## [What you need to do]
Locate the line that contains "Transcribe this image's", then copy it and all later lines of the data below exactly, through the last one.

--------------------------------------------------

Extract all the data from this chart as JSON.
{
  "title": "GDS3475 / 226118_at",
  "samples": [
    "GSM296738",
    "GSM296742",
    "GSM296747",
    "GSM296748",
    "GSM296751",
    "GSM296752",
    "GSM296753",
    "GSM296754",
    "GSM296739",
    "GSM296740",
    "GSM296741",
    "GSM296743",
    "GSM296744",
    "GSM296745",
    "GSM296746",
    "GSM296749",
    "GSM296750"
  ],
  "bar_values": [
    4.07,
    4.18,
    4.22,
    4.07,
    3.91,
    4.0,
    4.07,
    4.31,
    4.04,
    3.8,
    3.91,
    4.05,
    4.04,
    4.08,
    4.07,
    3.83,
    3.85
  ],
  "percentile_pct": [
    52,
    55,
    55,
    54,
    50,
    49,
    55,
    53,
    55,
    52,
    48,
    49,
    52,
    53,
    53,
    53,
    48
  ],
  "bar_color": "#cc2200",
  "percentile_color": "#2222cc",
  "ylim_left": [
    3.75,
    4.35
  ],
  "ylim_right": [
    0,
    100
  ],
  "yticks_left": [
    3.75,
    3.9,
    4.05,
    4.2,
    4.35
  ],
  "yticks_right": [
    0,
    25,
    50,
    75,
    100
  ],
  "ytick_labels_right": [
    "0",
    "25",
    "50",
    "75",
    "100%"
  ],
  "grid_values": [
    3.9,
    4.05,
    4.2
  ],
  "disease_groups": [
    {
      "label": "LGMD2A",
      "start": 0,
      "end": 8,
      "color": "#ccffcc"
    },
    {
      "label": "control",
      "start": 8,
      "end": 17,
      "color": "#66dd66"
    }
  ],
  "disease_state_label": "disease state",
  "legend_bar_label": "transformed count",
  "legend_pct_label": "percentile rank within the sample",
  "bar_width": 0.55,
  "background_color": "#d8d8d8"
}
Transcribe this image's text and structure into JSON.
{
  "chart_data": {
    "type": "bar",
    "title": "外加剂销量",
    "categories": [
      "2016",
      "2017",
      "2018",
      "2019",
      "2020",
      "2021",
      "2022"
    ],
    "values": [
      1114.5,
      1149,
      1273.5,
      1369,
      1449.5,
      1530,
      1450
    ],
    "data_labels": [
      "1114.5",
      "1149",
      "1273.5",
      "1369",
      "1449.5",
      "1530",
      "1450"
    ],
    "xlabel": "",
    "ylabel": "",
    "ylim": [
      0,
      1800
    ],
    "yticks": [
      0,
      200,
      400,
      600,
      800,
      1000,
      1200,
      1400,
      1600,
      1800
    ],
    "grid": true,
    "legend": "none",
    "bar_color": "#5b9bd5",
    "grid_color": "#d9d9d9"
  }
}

--------------------------------------------------

## [Written response]
Transcribe this image's text and structure into JSON.
{
  "chart_data": {
    "type": "bar",
    "title": "外加剂销量",
    "categories": [
      "2016",
      "2017",
      "2018",
      "2019",
      "2020",
      "2021",
      "2022"
    ],
    "values": [
      1114.5,
      1149,
      1273.5,
      1369,
      1449.5,
      1530,
      1450
    ],
    "data_labels": [
      "1114.5",
      "1149",
      "1273.5",
      "1369",
      "1449.5",
      "1530",
      "1450"
    ],
    "xlabel": "",
    "ylabel": "",
    "ylim": [
      0,
      1800
    ],
    "yticks": [
      0,
      200,
      400,
      600,
      800,
      1000,
      1200,
      1400,
      1600,
      1800
    ],
    "grid": true,
    "legend": "none",
    "bar_color": "#5b9bd5",
    "grid_color": "#d9d9d9"
  }
}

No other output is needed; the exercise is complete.